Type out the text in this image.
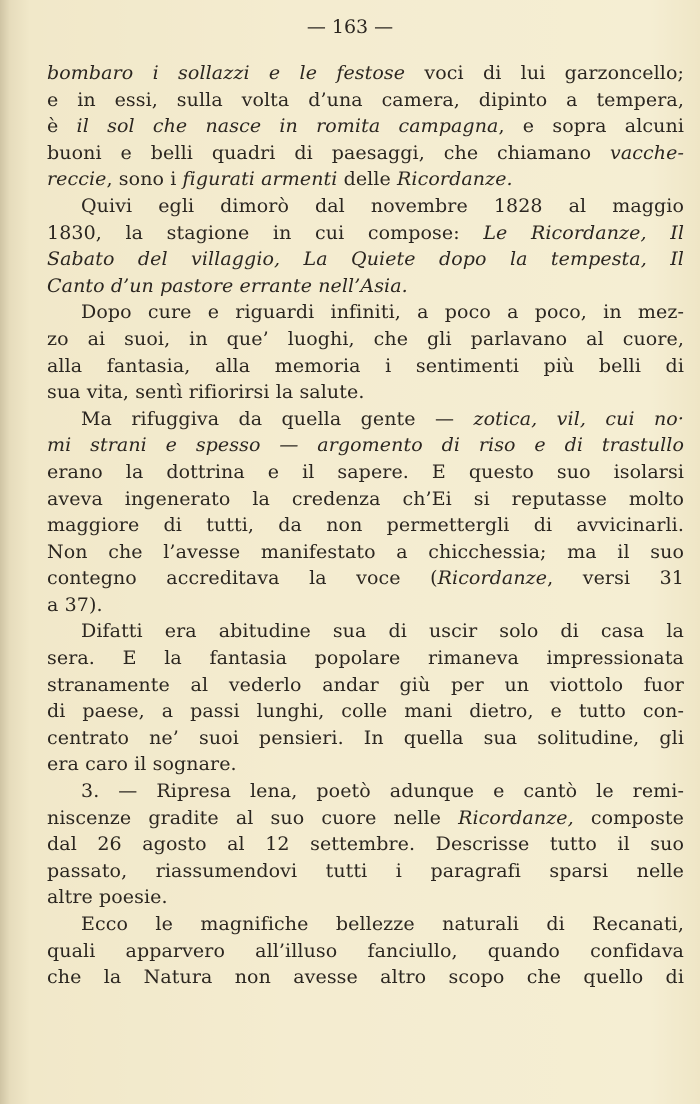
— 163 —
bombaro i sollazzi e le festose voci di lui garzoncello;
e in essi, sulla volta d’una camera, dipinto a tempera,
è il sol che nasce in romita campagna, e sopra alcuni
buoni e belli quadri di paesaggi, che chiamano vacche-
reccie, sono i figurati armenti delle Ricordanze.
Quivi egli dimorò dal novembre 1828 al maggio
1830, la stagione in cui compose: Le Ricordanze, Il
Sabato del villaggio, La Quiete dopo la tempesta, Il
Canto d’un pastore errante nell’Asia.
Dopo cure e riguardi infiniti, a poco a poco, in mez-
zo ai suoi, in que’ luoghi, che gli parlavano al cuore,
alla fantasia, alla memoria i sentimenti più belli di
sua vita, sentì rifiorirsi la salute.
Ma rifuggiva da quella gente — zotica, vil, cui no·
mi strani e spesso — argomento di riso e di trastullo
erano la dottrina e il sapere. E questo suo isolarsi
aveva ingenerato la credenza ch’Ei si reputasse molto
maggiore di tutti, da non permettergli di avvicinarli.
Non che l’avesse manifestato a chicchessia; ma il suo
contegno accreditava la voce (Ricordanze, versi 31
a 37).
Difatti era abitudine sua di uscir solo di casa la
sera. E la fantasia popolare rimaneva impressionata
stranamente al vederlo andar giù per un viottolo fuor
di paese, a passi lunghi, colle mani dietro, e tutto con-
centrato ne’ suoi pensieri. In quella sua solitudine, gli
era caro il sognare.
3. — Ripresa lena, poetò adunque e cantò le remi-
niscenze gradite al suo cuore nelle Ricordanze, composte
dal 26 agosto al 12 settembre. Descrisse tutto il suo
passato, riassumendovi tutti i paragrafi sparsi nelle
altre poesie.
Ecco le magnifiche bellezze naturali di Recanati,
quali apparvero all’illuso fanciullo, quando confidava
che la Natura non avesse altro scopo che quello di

========================================================================

- What to do:
Quote the data above in full, leaving out the pictures it holds.

- Expected answer:
Type out the text in this image.
— 163 —
bombaro i sollazzi e le festose voci di lui garzoncello;
e in essi, sulla volta d’una camera, dipinto a tempera,
è il sol che nasce in romita campagna, e sopra alcuni
buoni e belli quadri di paesaggi, che chiamano vacche-
reccie, sono i figurati armenti delle Ricordanze.
Quivi egli dimorò dal novembre 1828 al maggio
1830, la stagione in cui compose: Le Ricordanze, Il
Sabato del villaggio, La Quiete dopo la tempesta, Il
Canto d’un pastore errante nell’Asia.
Dopo cure e riguardi infiniti, a poco a poco, in mez-
zo ai suoi, in que’ luoghi, che gli parlavano al cuore,
alla fantasia, alla memoria i sentimenti più belli di
sua vita, sentì rifiorirsi la salute.
Ma rifuggiva da quella gente — zotica, vil, cui no·
mi strani e spesso — argomento di riso e di trastullo
erano la dottrina e il sapere. E questo suo isolarsi
aveva ingenerato la credenza ch’Ei si reputasse molto
maggiore di tutti, da non permettergli di avvicinarli.
Non che l’avesse manifestato a chicchessia; ma il suo
contegno accreditava la voce (Ricordanze, versi 31
a 37).
Difatti era abitudine sua di uscir solo di casa la
sera. E la fantasia popolare rimaneva impressionata
stranamente al vederlo andar giù per un viottolo fuor
di paese, a passi lunghi, colle mani dietro, e tutto con-
centrato ne’ suoi pensieri. In quella sua solitudine, gli
era caro il sognare.
3. — Ripresa lena, poetò adunque e cantò le remi-
niscenze gradite al suo cuore nelle Ricordanze, composte
dal 26 agosto al 12 settembre. Descrisse tutto il suo
passato, riassumendovi tutti i paragrafi sparsi nelle
altre poesie.
Ecco le magnifiche bellezze naturali di Recanati,
quali apparvero all’illuso fanciullo, quando confidava
che la Natura non avesse altro scopo che quello di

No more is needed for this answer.